Task details:
Lines containing "title" are to be counted. Give the number and nothing more.

..............................

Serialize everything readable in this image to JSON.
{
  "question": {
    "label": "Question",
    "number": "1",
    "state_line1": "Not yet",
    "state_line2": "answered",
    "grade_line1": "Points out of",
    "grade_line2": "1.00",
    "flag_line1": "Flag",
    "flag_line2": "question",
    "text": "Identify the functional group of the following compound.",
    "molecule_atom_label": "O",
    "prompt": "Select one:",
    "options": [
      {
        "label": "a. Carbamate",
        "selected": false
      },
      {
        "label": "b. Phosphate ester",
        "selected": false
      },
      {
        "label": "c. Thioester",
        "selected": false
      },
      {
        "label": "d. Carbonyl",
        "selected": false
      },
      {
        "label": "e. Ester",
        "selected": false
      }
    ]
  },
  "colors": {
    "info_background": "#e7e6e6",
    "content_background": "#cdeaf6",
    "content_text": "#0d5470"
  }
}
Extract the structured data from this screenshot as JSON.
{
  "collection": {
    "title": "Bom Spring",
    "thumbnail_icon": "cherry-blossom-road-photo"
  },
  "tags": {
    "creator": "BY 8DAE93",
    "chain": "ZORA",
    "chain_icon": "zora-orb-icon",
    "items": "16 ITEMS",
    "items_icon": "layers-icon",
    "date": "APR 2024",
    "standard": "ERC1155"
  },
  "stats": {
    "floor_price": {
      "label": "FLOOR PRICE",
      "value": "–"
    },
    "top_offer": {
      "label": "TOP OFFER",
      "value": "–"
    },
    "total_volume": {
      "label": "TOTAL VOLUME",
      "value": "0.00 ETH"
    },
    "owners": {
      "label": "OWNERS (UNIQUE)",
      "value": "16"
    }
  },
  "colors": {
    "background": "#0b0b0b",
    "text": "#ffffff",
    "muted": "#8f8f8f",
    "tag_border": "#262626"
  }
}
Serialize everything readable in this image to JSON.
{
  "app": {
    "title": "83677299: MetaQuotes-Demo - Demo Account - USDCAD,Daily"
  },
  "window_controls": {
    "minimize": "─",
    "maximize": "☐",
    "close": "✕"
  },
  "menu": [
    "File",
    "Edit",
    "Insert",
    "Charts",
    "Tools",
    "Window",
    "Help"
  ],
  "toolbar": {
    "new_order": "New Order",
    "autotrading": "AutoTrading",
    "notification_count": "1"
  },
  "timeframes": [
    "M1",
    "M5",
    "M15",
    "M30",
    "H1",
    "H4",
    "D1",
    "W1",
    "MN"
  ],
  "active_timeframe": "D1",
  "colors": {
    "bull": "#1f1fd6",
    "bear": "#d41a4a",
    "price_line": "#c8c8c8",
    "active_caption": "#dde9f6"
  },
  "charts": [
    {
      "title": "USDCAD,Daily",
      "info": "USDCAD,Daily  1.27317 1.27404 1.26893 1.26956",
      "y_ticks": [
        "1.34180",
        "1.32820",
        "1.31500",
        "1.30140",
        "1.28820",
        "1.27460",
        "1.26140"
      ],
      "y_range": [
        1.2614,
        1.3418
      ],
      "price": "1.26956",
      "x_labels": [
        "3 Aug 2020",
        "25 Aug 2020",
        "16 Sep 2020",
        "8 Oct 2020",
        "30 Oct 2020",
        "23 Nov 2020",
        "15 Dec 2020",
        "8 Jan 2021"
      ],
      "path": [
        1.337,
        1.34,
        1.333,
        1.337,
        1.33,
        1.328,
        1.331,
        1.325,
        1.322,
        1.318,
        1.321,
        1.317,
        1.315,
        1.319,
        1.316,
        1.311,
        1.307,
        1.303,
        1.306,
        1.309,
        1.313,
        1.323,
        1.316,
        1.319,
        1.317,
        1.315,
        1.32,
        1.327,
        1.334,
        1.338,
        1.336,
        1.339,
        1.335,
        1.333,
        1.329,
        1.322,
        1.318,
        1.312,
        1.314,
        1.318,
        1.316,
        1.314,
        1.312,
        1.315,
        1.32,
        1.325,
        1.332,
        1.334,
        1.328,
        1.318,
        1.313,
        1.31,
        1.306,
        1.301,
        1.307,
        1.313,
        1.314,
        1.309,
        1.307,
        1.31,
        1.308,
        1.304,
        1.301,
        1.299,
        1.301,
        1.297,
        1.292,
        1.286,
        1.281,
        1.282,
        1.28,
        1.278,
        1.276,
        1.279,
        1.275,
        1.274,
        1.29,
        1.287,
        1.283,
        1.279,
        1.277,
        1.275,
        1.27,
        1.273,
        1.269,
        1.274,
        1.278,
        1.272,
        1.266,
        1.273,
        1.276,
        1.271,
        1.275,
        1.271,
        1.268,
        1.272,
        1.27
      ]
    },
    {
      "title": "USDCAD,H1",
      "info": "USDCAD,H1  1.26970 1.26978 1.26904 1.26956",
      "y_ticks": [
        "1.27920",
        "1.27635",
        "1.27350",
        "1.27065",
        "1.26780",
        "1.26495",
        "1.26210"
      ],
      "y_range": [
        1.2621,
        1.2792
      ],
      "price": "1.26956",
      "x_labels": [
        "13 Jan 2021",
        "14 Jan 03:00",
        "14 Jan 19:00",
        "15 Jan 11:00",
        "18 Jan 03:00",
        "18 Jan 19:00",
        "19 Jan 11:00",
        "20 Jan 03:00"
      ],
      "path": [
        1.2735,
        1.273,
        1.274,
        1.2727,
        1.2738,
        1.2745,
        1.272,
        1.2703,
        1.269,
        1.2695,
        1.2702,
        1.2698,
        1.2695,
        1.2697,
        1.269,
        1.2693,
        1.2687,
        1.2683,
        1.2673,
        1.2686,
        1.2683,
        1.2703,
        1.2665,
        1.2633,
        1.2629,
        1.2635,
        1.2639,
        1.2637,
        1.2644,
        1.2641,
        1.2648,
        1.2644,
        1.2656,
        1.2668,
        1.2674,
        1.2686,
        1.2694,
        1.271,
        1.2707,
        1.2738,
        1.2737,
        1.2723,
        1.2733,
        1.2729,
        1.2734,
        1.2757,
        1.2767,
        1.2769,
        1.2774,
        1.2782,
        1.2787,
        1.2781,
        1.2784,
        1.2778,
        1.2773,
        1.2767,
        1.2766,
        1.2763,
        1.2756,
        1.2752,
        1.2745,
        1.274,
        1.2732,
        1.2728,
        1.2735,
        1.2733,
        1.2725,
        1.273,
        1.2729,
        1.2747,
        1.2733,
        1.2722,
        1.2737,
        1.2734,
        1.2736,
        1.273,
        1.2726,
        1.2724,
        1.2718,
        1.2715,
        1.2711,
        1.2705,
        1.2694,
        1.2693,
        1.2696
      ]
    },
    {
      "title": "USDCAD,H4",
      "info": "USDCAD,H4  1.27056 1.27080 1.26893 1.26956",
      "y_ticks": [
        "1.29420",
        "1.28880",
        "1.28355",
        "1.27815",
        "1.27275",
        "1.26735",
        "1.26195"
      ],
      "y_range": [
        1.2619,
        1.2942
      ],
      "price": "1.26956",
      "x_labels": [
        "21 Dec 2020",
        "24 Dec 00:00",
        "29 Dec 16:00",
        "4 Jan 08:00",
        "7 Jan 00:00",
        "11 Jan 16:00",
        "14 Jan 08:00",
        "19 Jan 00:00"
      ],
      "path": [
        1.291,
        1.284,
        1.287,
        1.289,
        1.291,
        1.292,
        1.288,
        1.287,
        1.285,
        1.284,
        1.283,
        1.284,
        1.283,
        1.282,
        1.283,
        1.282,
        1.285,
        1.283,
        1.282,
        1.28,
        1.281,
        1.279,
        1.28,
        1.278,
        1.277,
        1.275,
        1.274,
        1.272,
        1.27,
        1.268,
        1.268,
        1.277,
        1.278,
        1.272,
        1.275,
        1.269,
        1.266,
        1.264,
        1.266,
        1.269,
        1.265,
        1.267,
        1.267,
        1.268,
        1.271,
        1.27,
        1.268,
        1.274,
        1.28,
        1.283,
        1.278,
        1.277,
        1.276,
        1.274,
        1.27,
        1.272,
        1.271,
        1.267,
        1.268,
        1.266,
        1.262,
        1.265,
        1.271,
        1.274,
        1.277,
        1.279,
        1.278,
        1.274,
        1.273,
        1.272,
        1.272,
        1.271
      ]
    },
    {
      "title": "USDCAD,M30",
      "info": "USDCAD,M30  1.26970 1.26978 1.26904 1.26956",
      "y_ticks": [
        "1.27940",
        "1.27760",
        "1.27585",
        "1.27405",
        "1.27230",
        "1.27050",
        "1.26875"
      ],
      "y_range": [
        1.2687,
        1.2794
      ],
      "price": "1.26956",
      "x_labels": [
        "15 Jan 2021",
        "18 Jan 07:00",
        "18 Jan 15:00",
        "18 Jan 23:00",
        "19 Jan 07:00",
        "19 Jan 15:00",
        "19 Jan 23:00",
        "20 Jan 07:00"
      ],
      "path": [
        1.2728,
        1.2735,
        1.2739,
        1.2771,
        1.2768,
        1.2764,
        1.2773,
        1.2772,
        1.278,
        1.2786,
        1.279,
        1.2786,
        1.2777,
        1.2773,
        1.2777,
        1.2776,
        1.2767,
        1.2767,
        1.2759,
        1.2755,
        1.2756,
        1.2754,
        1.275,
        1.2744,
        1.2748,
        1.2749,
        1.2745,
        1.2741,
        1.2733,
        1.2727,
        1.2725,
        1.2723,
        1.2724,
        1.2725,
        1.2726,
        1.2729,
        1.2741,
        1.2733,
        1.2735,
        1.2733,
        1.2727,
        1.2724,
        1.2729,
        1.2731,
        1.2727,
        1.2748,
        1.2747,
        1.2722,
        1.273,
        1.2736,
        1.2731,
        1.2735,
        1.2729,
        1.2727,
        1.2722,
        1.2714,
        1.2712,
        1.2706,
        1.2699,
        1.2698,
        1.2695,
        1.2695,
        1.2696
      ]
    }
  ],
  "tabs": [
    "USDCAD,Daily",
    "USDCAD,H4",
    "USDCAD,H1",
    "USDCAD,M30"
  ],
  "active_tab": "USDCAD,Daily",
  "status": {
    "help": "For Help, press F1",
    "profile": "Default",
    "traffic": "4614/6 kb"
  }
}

..............................

The solution:
6